Task instructions — Reproduce the listing word for word. Skip any image.

Provided data —
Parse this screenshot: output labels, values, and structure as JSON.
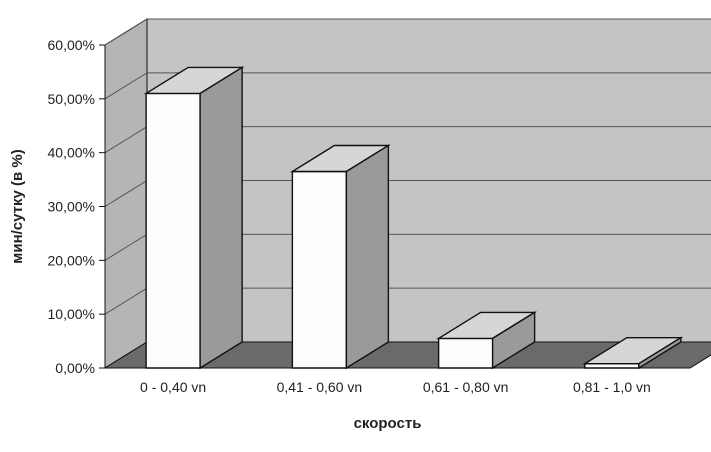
{
  "chart_data": {
    "type": "bar",
    "style": "3d",
    "categories": [
      "0 - 0,40 vn",
      "0,41 - 0,60 vn",
      "0,61 - 0,80 vn",
      "0,81 - 1,0 vn"
    ],
    "values": [
      51.0,
      36.5,
      5.5,
      0.8
    ],
    "value_format": "percent_2dp_comma",
    "yticks": [
      "0,00%",
      "10,00%",
      "20,00%",
      "30,00%",
      "40,00%",
      "50,00%",
      "60,00%"
    ],
    "ylim": [
      0,
      60
    ],
    "title": "",
    "xlabel": "скорость",
    "ylabel": "мин/сутку (в %)",
    "grid": true,
    "legend": "none",
    "colors": {
      "bar_front": "#fdfdfd",
      "bar_top": "#d6d6d6",
      "bar_side": "#9a9a9a",
      "back_wall": "#c4c4c4",
      "side_wall": "#b5b5b5",
      "floor": "#6a6a6a",
      "grid": "#555555",
      "text": "#222222",
      "outline": "#111111"
    }
  }
}
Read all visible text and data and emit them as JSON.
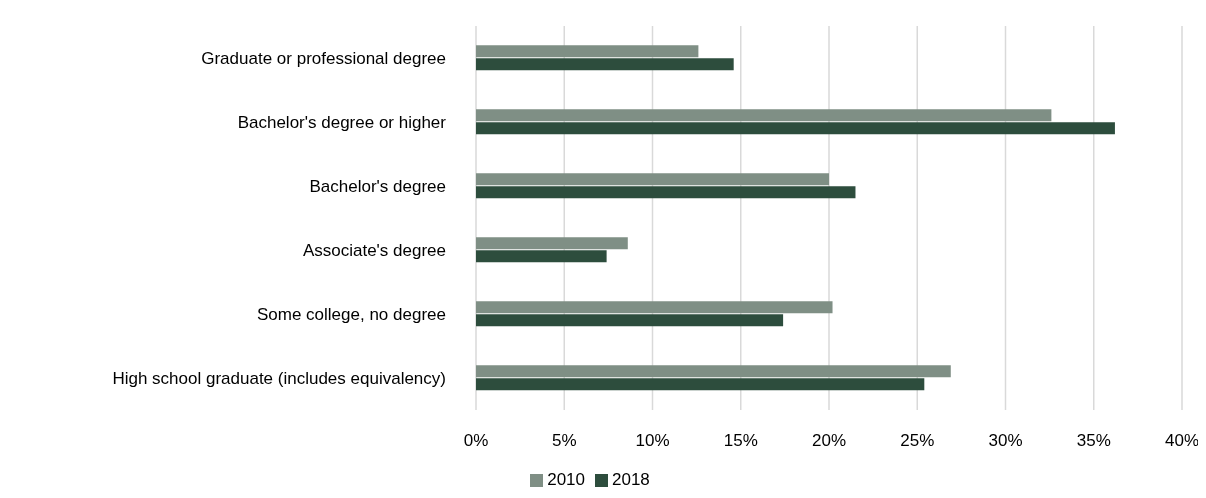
{
  "chart_data": {
    "type": "bar",
    "orientation": "horizontal",
    "categories": [
      "Graduate or professional degree",
      "Bachelor's degree or higher",
      "Bachelor's degree",
      "Associate's degree",
      "Some college, no degree",
      "High school graduate (includes equivalency)"
    ],
    "series": [
      {
        "name": "2010",
        "color": "#7f8f85",
        "values": [
          12.6,
          32.6,
          20.0,
          8.6,
          20.2,
          26.9
        ]
      },
      {
        "name": "2018",
        "color": "#2d4d3d",
        "values": [
          14.6,
          36.2,
          21.5,
          7.4,
          17.4,
          25.4
        ]
      }
    ],
    "xlim": [
      0,
      40
    ],
    "xticks": [
      {
        "value": 0,
        "label": "0%"
      },
      {
        "value": 5,
        "label": "5%"
      },
      {
        "value": 10,
        "label": "10%"
      },
      {
        "value": 15,
        "label": "15%"
      },
      {
        "value": 20,
        "label": "20%"
      },
      {
        "value": 25,
        "label": "25%"
      },
      {
        "value": 30,
        "label": "30%"
      },
      {
        "value": 35,
        "label": "35%"
      },
      {
        "value": 40,
        "label": "40%"
      }
    ],
    "grid": "x",
    "legend": "bottom"
  }
}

Full answer —
Parse this screenshot: output labels, values, and structure as JSON.
{
  "chart_data": {
    "type": "bar",
    "style": "3d",
    "categories": [
      "0 - 0,40 vn",
      "0,41 - 0,60 vn",
      "0,61 - 0,80 vn",
      "0,81 - 1,0 vn"
    ],
    "values": [
      51.0,
      36.5,
      5.5,
      0.8
    ],
    "value_format": "percent_2dp_comma",
    "yticks": [
      "0,00%",
      "10,00%",
      "20,00%",
      "30,00%",
      "40,00%",
      "50,00%",
      "60,00%"
    ],
    "ylim": [
      0,
      60
    ],
    "title": "",
    "xlabel": "скорость",
    "ylabel": "мин/сутку (в %)",
    "grid": true,
    "legend": "none",
    "colors": {
      "bar_front": "#fdfdfd",
      "bar_top": "#d6d6d6",
      "bar_side": "#9a9a9a",
      "back_wall": "#c4c4c4",
      "side_wall": "#b5b5b5",
      "floor": "#6a6a6a",
      "grid": "#555555",
      "text": "#222222",
      "outline": "#111111"
    }
  }
}
Read all visible text and data and emit them as JSON.
{
  "chart_data": {
    "type": "bar",
    "orientation": "horizontal",
    "categories": [
      "Graduate or professional degree",
      "Bachelor's degree or higher",
      "Bachelor's degree",
      "Associate's degree",
      "Some college, no degree",
      "High school graduate (includes equivalency)"
    ],
    "series": [
      {
        "name": "2010",
        "color": "#7f8f85",
        "values": [
          12.6,
          32.6,
          20.0,
          8.6,
          20.2,
          26.9
        ]
      },
      {
        "name": "2018",
        "color": "#2d4d3d",
        "values": [
          14.6,
          36.2,
          21.5,
          7.4,
          17.4,
          25.4
        ]
      }
    ],
    "xlim": [
      0,
      40
    ],
    "xticks": [
      {
        "value": 0,
        "label": "0%"
      },
      {
        "value": 5,
        "label": "5%"
      },
      {
        "value": 10,
        "label": "10%"
      },
      {
        "value": 15,
        "label": "15%"
      },
      {
        "value": 20,
        "label": "20%"
      },
      {
        "value": 25,
        "label": "25%"
      },
      {
        "value": 30,
        "label": "30%"
      },
      {
        "value": 35,
        "label": "35%"
      },
      {
        "value": 40,
        "label": "40%"
      }
    ],
    "grid": "x",
    "legend": "bottom"
  }
}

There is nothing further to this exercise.